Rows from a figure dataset

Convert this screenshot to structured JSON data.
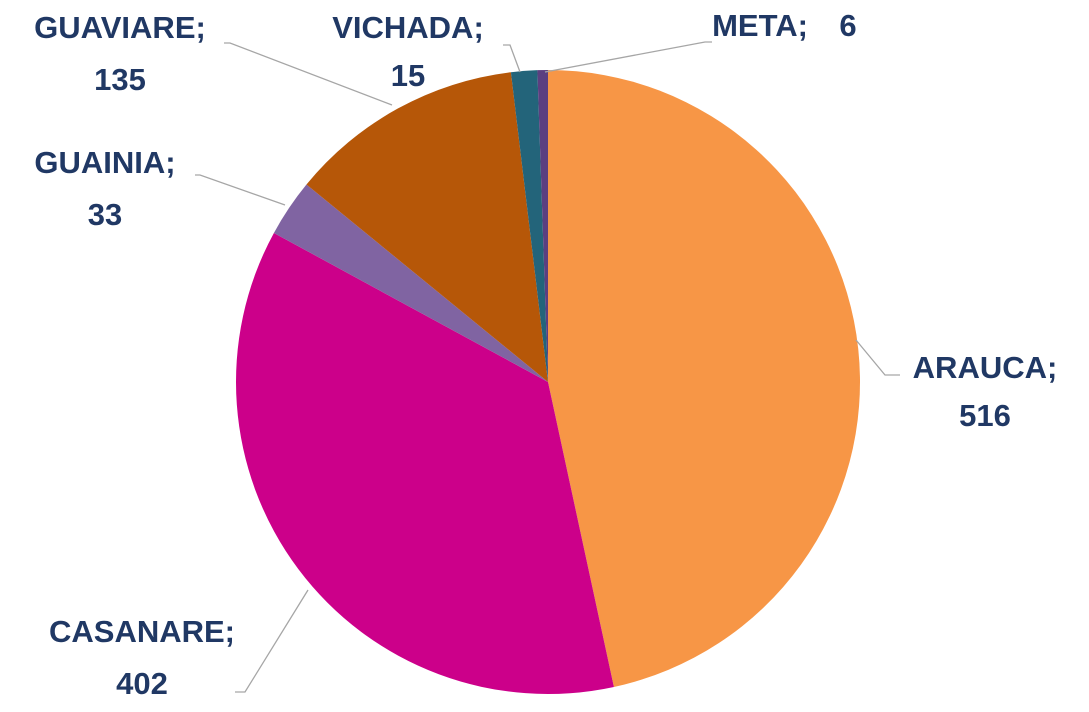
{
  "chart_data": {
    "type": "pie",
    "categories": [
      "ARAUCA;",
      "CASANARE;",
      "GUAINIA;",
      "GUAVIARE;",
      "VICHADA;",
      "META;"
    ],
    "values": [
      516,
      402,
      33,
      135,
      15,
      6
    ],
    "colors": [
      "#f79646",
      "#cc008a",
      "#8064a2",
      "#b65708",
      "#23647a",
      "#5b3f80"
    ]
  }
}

...

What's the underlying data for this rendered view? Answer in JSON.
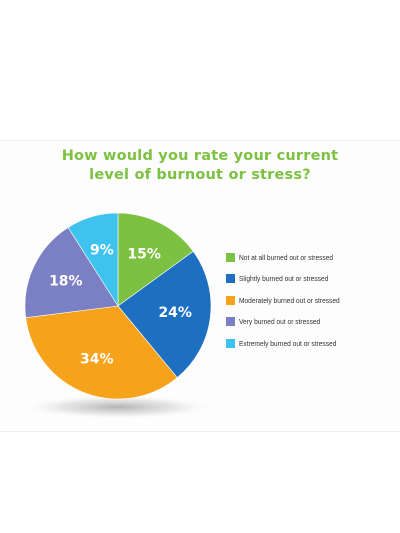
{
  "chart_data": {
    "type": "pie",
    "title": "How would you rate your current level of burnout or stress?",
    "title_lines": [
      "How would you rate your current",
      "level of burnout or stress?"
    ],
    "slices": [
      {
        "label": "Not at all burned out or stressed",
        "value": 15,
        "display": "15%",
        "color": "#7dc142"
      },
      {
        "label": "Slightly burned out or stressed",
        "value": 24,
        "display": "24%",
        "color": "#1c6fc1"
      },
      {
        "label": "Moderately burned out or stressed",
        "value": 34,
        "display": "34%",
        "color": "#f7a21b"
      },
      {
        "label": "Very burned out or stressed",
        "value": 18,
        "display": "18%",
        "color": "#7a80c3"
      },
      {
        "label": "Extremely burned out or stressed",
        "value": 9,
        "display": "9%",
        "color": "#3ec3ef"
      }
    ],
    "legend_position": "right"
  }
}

...

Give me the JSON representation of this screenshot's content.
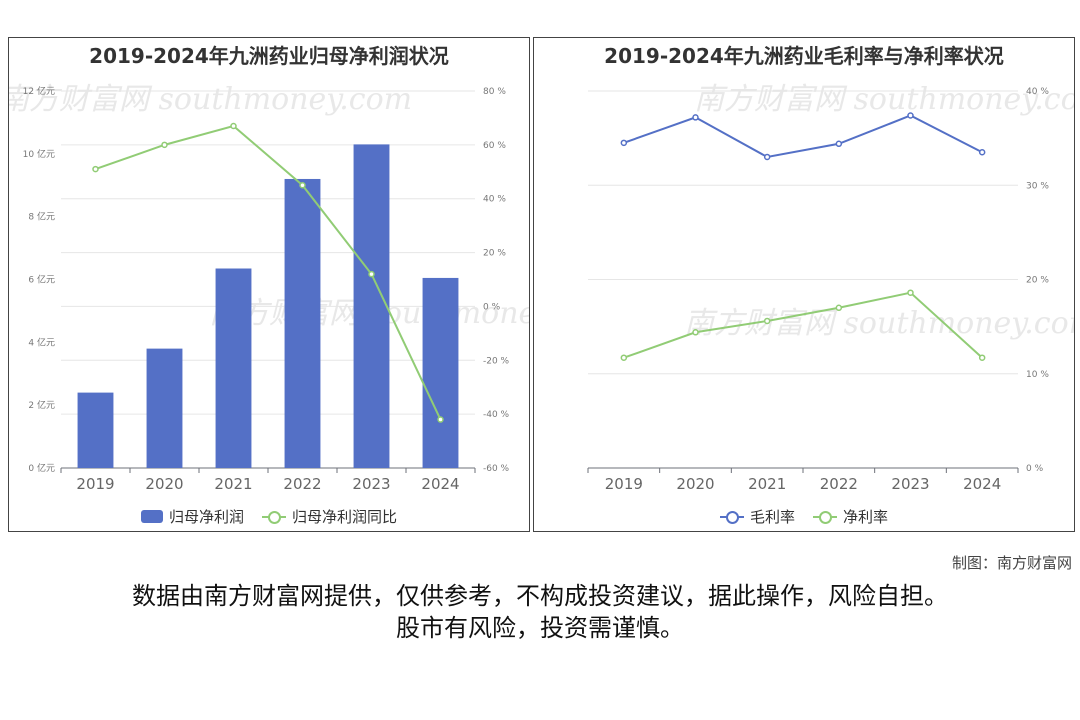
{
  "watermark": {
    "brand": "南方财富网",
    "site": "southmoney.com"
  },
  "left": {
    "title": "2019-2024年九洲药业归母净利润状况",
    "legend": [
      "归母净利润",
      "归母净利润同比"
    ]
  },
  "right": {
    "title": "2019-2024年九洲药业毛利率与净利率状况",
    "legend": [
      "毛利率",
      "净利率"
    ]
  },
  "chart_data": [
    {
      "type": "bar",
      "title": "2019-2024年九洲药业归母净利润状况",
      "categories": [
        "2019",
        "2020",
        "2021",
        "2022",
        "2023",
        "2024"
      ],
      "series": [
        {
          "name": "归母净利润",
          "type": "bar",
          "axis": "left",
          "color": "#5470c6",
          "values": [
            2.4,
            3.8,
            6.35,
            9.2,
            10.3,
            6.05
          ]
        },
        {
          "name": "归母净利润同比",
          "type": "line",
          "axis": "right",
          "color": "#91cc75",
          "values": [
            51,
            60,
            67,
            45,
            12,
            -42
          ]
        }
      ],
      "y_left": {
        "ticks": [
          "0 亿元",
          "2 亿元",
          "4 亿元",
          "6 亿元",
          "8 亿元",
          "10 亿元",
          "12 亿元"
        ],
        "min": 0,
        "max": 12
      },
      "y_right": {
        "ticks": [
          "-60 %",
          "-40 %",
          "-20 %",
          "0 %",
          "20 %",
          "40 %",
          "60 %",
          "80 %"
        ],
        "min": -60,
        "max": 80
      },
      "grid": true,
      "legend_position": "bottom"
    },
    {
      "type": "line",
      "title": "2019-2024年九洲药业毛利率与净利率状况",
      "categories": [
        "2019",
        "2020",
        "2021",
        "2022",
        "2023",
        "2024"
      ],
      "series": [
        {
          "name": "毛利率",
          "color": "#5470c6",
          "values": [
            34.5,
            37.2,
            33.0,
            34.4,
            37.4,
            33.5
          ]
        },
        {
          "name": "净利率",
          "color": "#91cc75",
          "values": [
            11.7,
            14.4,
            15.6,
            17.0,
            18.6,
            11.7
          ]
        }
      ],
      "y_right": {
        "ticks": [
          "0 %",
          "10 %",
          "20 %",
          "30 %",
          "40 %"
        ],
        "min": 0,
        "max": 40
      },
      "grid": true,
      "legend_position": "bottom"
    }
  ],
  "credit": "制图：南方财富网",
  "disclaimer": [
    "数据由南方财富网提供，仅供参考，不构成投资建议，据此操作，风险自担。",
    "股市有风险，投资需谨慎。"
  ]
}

> **To be done**: Across all the entries, count the lines that contain the word "stressed" and give the number by itself.

> **Response to the task**: 5